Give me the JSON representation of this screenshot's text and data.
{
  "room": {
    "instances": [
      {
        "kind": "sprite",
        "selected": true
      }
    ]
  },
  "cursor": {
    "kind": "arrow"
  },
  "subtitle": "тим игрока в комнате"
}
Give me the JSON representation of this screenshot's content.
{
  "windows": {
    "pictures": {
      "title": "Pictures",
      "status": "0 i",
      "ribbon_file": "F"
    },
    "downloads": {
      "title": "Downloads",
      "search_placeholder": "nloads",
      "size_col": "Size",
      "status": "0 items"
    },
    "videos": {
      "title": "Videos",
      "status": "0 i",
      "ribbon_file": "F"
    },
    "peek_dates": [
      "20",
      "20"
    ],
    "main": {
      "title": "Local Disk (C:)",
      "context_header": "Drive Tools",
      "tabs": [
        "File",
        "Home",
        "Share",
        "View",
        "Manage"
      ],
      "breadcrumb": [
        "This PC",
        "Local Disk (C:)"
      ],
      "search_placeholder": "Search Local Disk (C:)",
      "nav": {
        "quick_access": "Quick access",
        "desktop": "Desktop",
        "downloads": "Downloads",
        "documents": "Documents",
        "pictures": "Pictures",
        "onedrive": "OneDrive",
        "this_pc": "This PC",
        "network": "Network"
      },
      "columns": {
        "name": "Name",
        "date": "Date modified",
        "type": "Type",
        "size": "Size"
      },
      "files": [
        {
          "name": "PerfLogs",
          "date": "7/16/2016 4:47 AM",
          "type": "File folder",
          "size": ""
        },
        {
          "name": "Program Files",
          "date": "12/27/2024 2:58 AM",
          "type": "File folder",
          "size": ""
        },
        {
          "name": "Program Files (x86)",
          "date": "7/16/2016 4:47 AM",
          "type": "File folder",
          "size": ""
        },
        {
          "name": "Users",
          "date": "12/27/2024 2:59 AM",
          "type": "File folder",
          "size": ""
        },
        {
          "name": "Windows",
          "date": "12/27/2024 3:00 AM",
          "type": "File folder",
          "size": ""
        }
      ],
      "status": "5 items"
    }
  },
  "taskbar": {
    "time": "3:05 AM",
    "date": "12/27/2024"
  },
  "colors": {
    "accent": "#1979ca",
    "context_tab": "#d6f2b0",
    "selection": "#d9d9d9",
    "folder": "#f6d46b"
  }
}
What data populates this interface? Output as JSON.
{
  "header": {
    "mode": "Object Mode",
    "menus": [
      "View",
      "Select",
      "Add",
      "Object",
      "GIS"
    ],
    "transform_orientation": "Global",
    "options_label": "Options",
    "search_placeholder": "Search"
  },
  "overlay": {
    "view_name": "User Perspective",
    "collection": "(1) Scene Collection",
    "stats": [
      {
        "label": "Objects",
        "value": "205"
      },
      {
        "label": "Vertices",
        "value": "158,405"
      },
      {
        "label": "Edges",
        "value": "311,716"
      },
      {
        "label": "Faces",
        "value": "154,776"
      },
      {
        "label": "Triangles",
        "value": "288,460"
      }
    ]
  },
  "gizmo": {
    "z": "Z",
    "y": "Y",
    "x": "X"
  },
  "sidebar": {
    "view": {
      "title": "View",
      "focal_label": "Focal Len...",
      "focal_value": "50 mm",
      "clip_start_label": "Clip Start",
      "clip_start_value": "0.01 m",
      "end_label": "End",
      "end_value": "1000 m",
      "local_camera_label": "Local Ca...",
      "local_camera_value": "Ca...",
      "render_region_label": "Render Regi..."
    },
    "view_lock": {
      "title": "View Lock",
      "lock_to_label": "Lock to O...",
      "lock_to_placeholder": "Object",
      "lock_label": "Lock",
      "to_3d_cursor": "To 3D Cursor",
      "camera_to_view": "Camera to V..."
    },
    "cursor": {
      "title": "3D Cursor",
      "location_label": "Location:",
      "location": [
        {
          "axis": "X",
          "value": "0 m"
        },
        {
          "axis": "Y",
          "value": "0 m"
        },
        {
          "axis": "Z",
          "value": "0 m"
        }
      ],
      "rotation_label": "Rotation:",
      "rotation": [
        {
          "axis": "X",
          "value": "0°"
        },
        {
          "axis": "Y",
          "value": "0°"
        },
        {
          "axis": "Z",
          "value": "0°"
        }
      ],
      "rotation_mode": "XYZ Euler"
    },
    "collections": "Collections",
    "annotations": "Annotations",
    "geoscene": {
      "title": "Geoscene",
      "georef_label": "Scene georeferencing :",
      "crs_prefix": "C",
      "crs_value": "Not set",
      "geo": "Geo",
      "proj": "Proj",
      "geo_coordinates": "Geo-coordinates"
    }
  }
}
+++
**Task requirements**
Every line above needs to be retyped exactly.

**Exercise answer**
Give me the JSON representation of this screenshot's text and data.
{
  "room": {
    "instances": [
      {
        "kind": "sprite",
        "selected": true
      }
    ]
  },
  "cursor": {
    "kind": "arrow"
  },
  "subtitle": "тим игрока в комнате"
}
Give me the JSON representation of this screenshot's content.
{
  "windows": {
    "pictures": {
      "title": "Pictures",
      "status": "0 i",
      "ribbon_file": "F"
    },
    "downloads": {
      "title": "Downloads",
      "search_placeholder": "nloads",
      "size_col": "Size",
      "status": "0 items"
    },
    "videos": {
      "title": "Videos",
      "status": "0 i",
      "ribbon_file": "F"
    },
    "peek_dates": [
      "20",
      "20"
    ],
    "main": {
      "title": "Local Disk (C:)",
      "context_header": "Drive Tools",
      "tabs": [
        "File",
        "Home",
        "Share",
        "View",
        "Manage"
      ],
      "breadcrumb": [
        "This PC",
        "Local Disk (C:)"
      ],
      "search_placeholder": "Search Local Disk (C:)",
      "nav": {
        "quick_access": "Quick access",
        "desktop": "Desktop",
        "downloads": "Downloads",
        "documents": "Documents",
        "pictures": "Pictures",
        "onedrive": "OneDrive",
        "this_pc": "This PC",
        "network": "Network"
      },
      "columns": {
        "name": "Name",
        "date": "Date modified",
        "type": "Type",
        "size": "Size"
      },
      "files": [
        {
          "name": "PerfLogs",
          "date": "7/16/2016 4:47 AM",
          "type": "File folder",
          "size": ""
        },
        {
          "name": "Program Files",
          "date": "12/27/2024 2:58 AM",
          "type": "File folder",
          "size": ""
        },
        {
          "name": "Program Files (x86)",
          "date": "7/16/2016 4:47 AM",
          "type": "File folder",
          "size": ""
        },
        {
          "name": "Users",
          "date": "12/27/2024 2:59 AM",
          "type": "File folder",
          "size": ""
        },
        {
          "name": "Windows",
          "date": "12/27/2024 3:00 AM",
          "type": "File folder",
          "size": ""
        }
      ],
      "status": "5 items"
    }
  },
  "taskbar": {
    "time": "3:05 AM",
    "date": "12/27/2024"
  },
  "colors": {
    "accent": "#1979ca",
    "context_tab": "#d6f2b0",
    "selection": "#d9d9d9",
    "folder": "#f6d46b"
  }
}
What data populates this interface? Output as JSON.
{
  "header": {
    "mode": "Object Mode",
    "menus": [
      "View",
      "Select",
      "Add",
      "Object",
      "GIS"
    ],
    "transform_orientation": "Global",
    "options_label": "Options",
    "search_placeholder": "Search"
  },
  "overlay": {
    "view_name": "User Perspective",
    "collection": "(1) Scene Collection",
    "stats": [
      {
        "label": "Objects",
        "value": "205"
      },
      {
        "label": "Vertices",
        "value": "158,405"
      },
      {
        "label": "Edges",
        "value": "311,716"
      },
      {
        "label": "Faces",
        "value": "154,776"
      },
      {
        "label": "Triangles",
        "value": "288,460"
      }
    ]
  },
  "gizmo": {
    "z": "Z",
    "y": "Y",
    "x": "X"
  },
  "sidebar": {
    "view": {
      "title": "View",
      "focal_label": "Focal Len...",
      "focal_value": "50 mm",
      "clip_start_label": "Clip Start",
      "clip_start_value": "0.01 m",
      "end_label": "End",
      "end_value": "1000 m",
      "local_camera_label": "Local Ca...",
      "local_camera_value": "Ca...",
      "render_region_label": "Render Regi..."
    },
    "view_lock": {
      "title": "View Lock",
      "lock_to_label": "Lock to O...",
      "lock_to_placeholder": "Object",
      "lock_label": "Lock",
      "to_3d_cursor": "To 3D Cursor",
      "camera_to_view": "Camera to V..."
    },
    "cursor": {
      "title": "3D Cursor",
      "location_label": "Location:",
      "location": [
        {
          "axis": "X",
          "value": "0 m"
        },
        {
          "axis": "Y",
          "value": "0 m"
        },
        {
          "axis": "Z",
          "value": "0 m"
        }
      ],
      "rotation_label": "Rotation:",
      "rotation": [
        {
          "axis": "X",
          "value": "0°"
        },
        {
          "axis": "Y",
          "value": "0°"
        },
        {
          "axis": "Z",
          "value": "0°"
        }
      ],
      "rotation_mode": "XYZ Euler"
    },
    "collections": "Collections",
    "annotations": "Annotations",
    "geoscene": {
      "title": "Geoscene",
      "georef_label": "Scene georeferencing :",
      "crs_prefix": "C",
      "crs_value": "Not set",
      "geo": "Geo",
      "proj": "Proj",
      "geo_coordinates": "Geo-coordinates"
    }
  }
}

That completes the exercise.